AIM OF THE TASK. Only the number is wanted: count the lines that include the word "Cortes".

Records contained in a dataset:
------

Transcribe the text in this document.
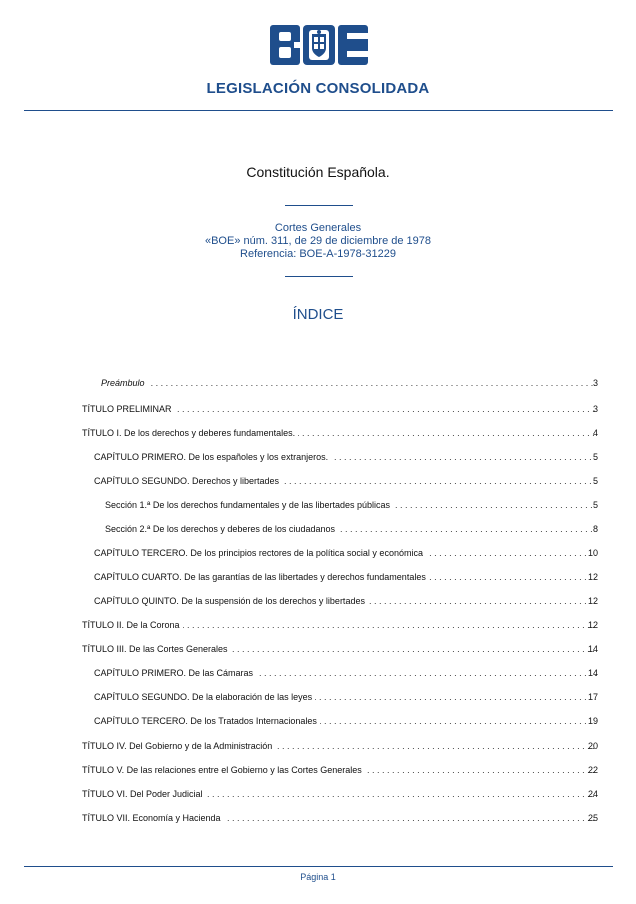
LEGISLACIÓN CONSOLIDADA
Constitución Española.
Cortes Generales
«BOE» núm. 311, de 29 de diciembre de 1978
Referencia: BOE-A-1978-31229
ÍNDICE
Preámbulo . . .	3
TÍTULO PRELIMINAR . . .	3
TÍTULO I. De los derechos y deberes fundamentales. . . .	4
CAPÍTULO PRIMERO. De los españoles y los extranjeros. . . .	5
CAPÍTULO SEGUNDO. Derechos y libertades . . .	5
Sección 1.ª De los derechos fundamentales y de las libertades públicas . . .	5
Sección 2.ª De los derechos y deberes de los ciudadanos . . .	8
CAPÍTULO TERCERO. De los principios rectores de la política social y económica . . .	10
CAPÍTULO CUARTO. De las garantías de las libertades y derechos fundamentales . . .	12
CAPÍTULO QUINTO. De la suspensión de los derechos y libertades . . .	12
TÍTULO II. De la Corona . . .	12
TÍTULO III. De las Cortes Generales . . .	14
CAPÍTULO PRIMERO. De las Cámaras . . .	14
CAPÍTULO SEGUNDO. De la elaboración de las leyes . . .	17
CAPÍTULO TERCERO. De los Tratados Internacionales . . .	19
TÍTULO IV. Del Gobierno y de la Administración . . .	20
TÍTULO V. De las relaciones entre el Gobierno y las Cortes Generales . . .	22
TÍTULO VI. Del Poder Judicial . . .	24
TÍTULO VII. Economía y Hacienda . . .	25
Página 1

------

RESULT OF THIS TASK. 3